##### Input material
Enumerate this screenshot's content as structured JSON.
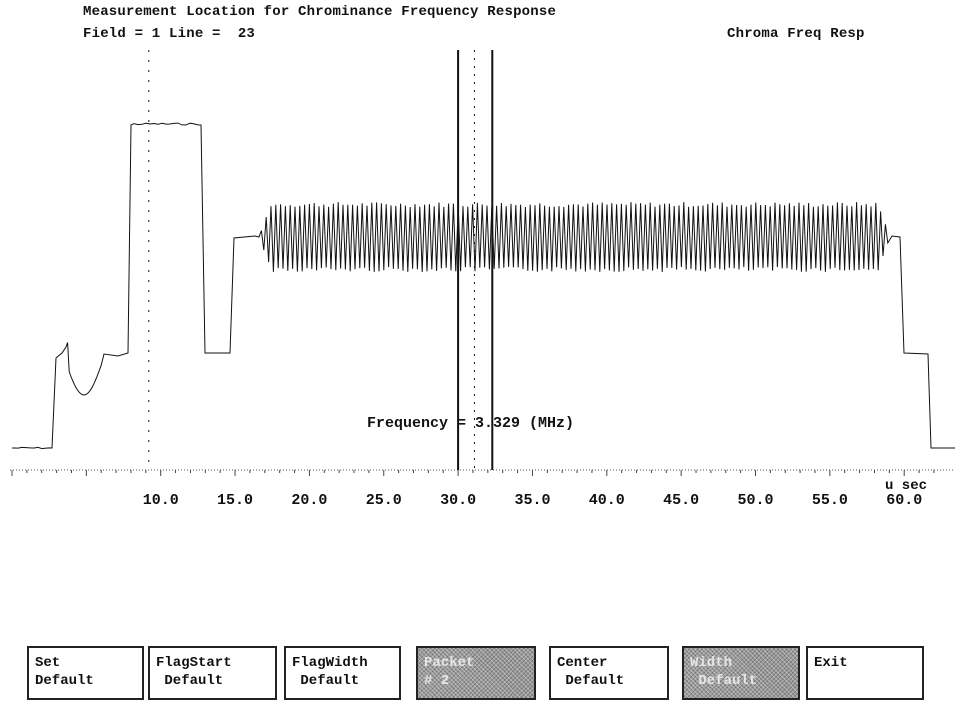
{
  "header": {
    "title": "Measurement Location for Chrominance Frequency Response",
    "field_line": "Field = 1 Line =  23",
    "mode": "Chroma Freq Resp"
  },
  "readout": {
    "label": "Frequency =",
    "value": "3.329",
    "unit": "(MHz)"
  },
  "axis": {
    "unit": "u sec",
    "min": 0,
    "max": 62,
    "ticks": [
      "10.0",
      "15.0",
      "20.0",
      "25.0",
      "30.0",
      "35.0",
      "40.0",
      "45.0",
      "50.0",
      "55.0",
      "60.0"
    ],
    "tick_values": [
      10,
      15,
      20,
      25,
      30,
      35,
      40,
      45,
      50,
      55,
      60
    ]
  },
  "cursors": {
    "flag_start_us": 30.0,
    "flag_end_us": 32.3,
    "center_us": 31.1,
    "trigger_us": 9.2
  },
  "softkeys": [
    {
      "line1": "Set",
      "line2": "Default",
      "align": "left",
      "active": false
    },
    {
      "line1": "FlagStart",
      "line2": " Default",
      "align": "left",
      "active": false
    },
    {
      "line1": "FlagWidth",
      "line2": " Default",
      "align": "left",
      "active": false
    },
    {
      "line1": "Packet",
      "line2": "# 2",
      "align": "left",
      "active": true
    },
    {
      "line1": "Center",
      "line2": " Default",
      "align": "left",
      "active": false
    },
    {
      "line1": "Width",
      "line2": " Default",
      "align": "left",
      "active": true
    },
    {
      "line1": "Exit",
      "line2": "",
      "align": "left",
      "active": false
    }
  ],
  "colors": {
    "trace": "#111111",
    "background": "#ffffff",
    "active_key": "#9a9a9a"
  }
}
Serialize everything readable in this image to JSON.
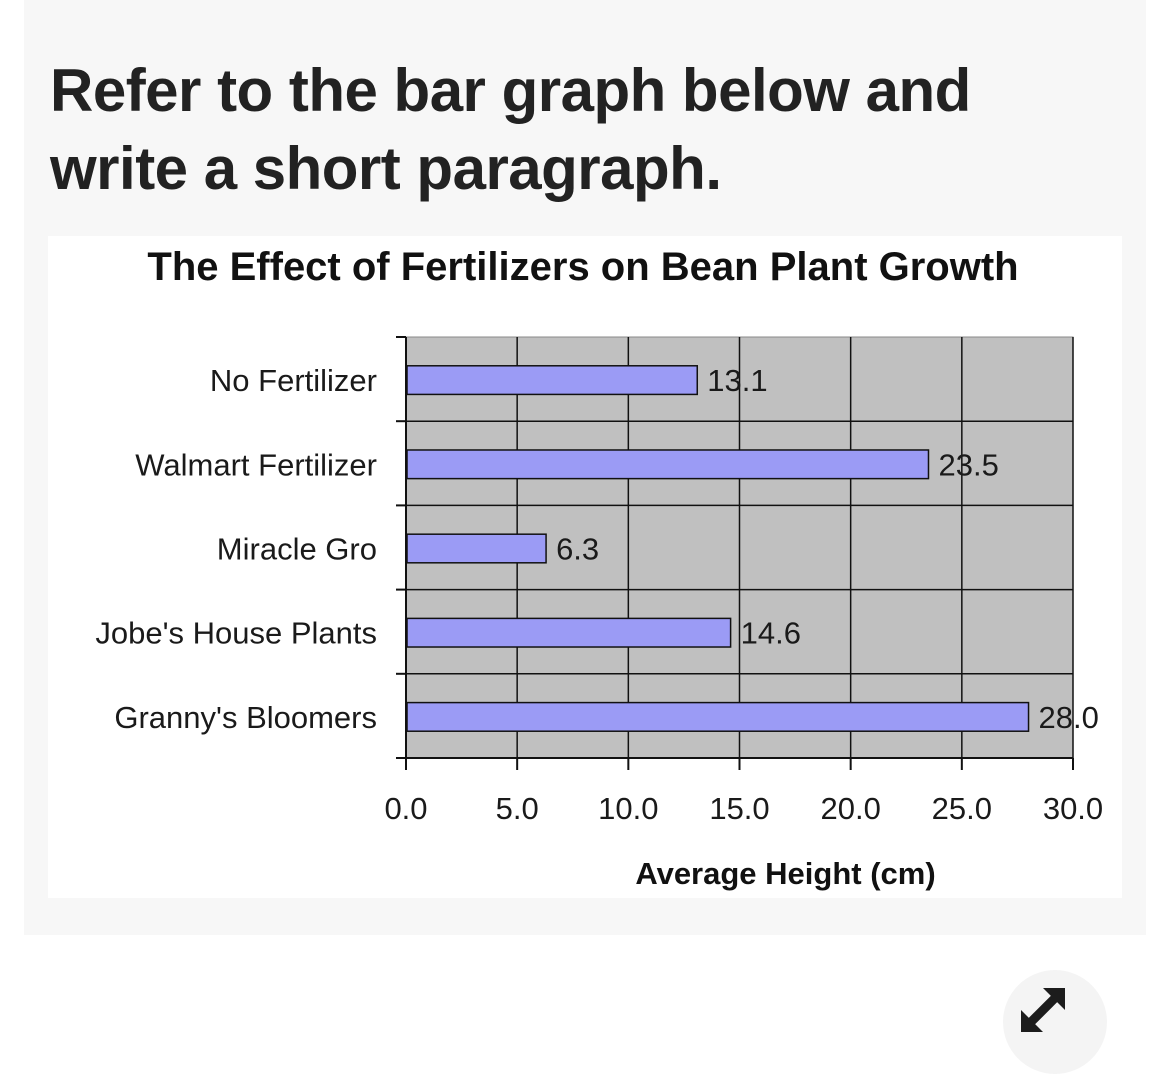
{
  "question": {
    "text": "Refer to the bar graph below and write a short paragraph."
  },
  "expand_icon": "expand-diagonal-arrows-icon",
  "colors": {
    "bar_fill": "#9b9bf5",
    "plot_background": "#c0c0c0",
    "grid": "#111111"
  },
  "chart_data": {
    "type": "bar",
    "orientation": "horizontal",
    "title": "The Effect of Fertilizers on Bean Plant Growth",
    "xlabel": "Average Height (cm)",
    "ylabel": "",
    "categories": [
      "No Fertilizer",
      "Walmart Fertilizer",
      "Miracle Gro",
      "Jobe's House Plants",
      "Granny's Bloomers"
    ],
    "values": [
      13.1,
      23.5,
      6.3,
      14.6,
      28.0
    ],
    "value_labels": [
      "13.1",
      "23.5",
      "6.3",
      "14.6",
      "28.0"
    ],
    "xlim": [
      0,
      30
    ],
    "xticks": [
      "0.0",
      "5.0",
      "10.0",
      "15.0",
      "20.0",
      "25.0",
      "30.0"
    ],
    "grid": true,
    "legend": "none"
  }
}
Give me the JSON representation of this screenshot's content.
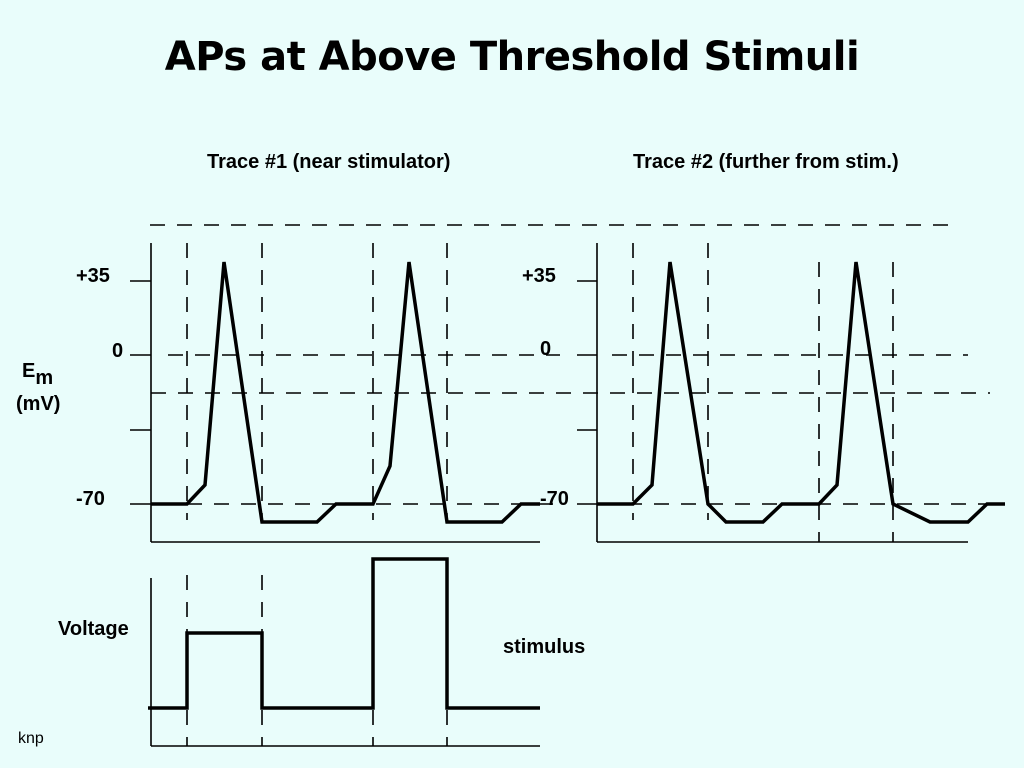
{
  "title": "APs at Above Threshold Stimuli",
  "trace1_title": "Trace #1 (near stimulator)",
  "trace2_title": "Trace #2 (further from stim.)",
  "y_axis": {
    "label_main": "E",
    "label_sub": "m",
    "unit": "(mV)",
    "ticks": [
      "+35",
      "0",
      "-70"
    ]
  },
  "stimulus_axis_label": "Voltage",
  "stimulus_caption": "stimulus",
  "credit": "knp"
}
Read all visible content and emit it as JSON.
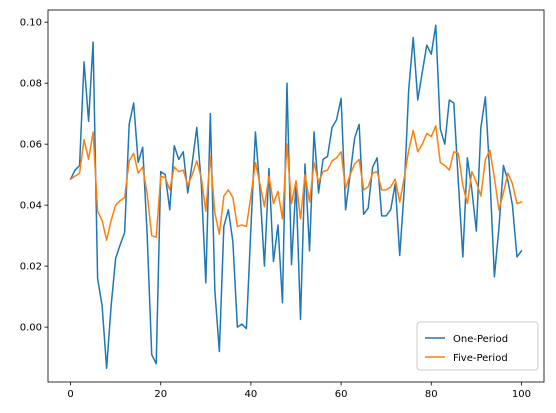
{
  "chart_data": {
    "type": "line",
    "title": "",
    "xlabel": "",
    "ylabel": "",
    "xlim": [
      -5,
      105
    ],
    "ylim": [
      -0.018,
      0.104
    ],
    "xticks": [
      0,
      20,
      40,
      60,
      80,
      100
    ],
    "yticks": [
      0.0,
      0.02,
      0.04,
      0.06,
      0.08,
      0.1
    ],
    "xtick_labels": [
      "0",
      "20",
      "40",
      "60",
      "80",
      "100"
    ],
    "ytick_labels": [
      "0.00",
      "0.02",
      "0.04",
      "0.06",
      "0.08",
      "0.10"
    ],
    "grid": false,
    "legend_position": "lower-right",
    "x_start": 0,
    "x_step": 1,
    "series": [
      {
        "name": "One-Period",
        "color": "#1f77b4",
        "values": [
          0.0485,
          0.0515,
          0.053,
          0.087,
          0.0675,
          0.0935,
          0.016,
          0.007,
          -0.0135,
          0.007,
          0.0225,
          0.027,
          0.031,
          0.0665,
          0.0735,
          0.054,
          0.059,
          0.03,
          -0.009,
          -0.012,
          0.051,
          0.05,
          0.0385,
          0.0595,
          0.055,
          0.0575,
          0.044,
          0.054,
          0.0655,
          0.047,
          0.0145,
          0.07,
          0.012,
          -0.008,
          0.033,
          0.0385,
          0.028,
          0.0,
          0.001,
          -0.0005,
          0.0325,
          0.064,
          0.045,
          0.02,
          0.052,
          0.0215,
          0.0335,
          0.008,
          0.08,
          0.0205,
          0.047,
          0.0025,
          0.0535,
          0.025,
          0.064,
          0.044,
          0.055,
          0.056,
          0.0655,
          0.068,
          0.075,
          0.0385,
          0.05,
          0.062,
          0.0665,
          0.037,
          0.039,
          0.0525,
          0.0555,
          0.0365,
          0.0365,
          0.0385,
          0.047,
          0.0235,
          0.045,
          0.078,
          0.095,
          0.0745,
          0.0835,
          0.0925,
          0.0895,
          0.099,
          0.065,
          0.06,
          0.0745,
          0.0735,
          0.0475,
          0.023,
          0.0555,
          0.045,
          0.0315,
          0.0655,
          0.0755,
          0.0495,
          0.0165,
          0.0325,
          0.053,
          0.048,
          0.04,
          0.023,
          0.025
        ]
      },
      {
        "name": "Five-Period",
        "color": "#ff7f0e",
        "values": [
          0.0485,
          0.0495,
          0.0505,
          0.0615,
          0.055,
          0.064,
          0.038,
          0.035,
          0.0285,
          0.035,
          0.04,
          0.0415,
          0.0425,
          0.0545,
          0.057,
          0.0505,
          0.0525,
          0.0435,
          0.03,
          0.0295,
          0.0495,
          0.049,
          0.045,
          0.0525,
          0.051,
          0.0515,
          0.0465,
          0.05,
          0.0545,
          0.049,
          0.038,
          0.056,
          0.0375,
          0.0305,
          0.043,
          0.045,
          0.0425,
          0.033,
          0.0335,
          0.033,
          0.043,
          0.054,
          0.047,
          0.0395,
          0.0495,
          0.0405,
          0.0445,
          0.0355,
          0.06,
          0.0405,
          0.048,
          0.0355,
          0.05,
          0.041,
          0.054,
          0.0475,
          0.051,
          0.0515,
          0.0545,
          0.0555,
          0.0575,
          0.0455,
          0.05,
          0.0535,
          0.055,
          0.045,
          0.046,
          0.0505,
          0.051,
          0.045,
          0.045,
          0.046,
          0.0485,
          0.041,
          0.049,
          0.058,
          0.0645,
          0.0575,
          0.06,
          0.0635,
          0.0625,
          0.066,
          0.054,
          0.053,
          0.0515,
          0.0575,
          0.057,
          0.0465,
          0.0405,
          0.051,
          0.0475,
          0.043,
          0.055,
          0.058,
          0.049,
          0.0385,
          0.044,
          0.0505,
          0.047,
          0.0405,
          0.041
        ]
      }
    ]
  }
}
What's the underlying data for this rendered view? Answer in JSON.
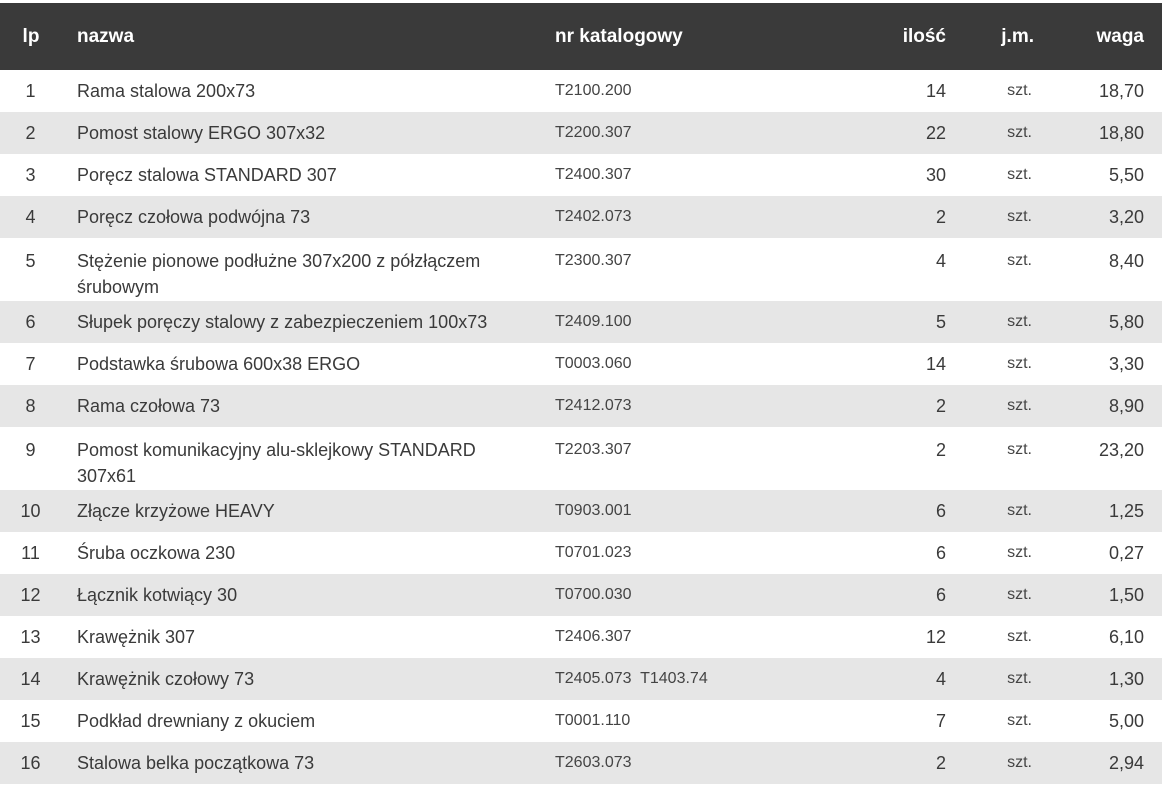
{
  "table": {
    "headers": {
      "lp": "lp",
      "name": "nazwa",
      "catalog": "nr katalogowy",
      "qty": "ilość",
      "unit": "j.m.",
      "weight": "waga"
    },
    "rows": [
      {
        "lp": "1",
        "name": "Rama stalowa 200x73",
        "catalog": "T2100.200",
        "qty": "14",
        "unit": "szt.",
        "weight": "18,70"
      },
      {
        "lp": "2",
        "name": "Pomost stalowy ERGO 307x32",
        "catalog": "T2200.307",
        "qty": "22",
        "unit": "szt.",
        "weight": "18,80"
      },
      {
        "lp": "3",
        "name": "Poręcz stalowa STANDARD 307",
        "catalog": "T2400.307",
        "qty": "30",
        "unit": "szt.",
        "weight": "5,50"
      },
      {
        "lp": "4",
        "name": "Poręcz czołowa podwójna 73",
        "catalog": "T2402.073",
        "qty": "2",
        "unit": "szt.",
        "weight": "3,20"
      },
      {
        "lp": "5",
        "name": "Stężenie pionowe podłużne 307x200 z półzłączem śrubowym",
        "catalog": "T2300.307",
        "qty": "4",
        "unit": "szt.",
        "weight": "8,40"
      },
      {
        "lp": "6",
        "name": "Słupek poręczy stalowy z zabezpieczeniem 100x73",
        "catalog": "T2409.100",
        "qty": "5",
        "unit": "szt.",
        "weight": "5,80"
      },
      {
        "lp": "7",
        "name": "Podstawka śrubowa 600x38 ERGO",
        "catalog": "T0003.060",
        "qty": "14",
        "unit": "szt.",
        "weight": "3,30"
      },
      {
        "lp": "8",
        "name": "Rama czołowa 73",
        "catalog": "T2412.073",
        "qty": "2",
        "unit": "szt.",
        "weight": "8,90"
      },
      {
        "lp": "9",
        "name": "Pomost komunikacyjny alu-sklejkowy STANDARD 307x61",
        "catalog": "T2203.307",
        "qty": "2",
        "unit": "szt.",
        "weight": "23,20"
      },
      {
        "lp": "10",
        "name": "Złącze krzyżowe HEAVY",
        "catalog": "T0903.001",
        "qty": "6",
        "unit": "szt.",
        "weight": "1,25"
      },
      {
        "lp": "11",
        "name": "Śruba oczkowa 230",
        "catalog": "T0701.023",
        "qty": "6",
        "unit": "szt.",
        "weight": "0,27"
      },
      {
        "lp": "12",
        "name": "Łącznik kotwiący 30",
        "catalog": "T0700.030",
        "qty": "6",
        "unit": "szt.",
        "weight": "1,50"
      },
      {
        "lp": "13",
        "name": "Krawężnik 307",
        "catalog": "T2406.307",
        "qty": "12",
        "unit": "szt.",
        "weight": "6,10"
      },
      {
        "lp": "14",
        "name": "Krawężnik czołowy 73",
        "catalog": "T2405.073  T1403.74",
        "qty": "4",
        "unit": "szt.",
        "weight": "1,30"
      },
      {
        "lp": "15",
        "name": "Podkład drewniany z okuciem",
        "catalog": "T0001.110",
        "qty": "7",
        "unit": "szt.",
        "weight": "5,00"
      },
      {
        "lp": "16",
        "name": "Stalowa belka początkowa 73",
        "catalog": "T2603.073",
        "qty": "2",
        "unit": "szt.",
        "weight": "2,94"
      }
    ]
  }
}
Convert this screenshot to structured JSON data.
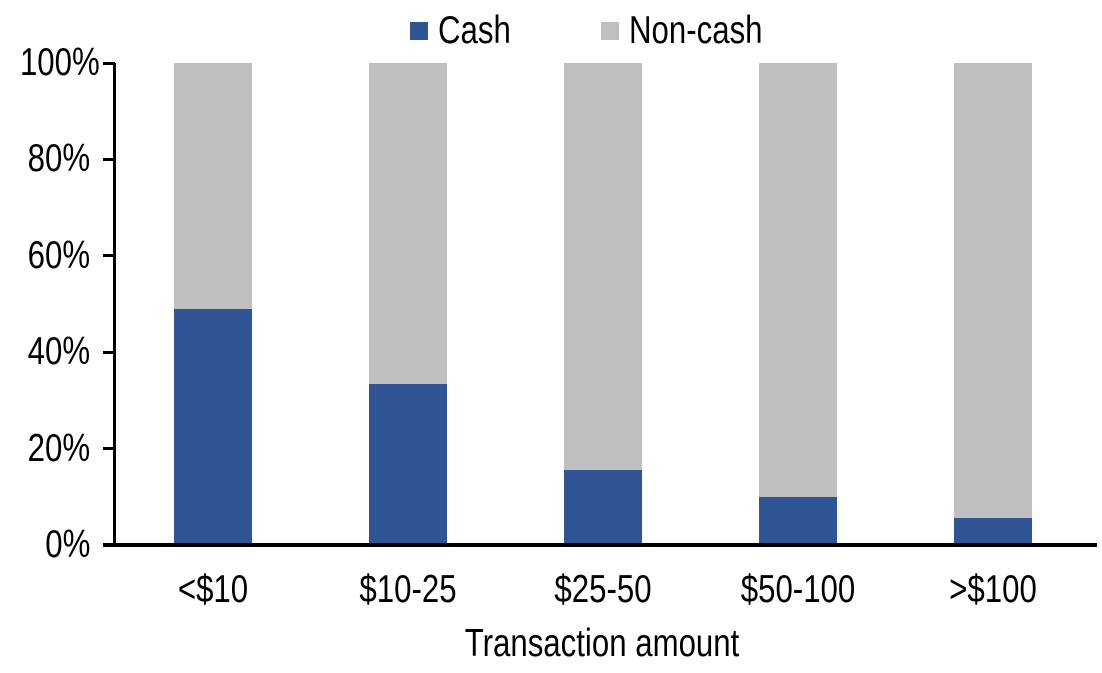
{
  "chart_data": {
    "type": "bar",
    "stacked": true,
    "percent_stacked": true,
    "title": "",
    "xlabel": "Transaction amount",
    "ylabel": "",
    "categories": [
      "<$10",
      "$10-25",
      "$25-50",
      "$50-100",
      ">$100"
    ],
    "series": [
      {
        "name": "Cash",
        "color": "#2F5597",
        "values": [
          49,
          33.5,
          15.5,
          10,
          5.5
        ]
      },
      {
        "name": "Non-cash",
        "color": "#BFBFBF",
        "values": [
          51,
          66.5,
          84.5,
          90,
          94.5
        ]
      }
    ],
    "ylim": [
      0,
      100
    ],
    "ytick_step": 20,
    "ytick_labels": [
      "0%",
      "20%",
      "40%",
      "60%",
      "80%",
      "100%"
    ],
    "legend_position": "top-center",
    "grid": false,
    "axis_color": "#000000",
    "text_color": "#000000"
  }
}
##########
Written problem
In the listing, find all lines with the string "ERGO" and copy them.

Response to the task
        "name": "Pomost stalowy ERGO 307x32",
        "name": "Podstawka śrubowa 600x38 ERGO",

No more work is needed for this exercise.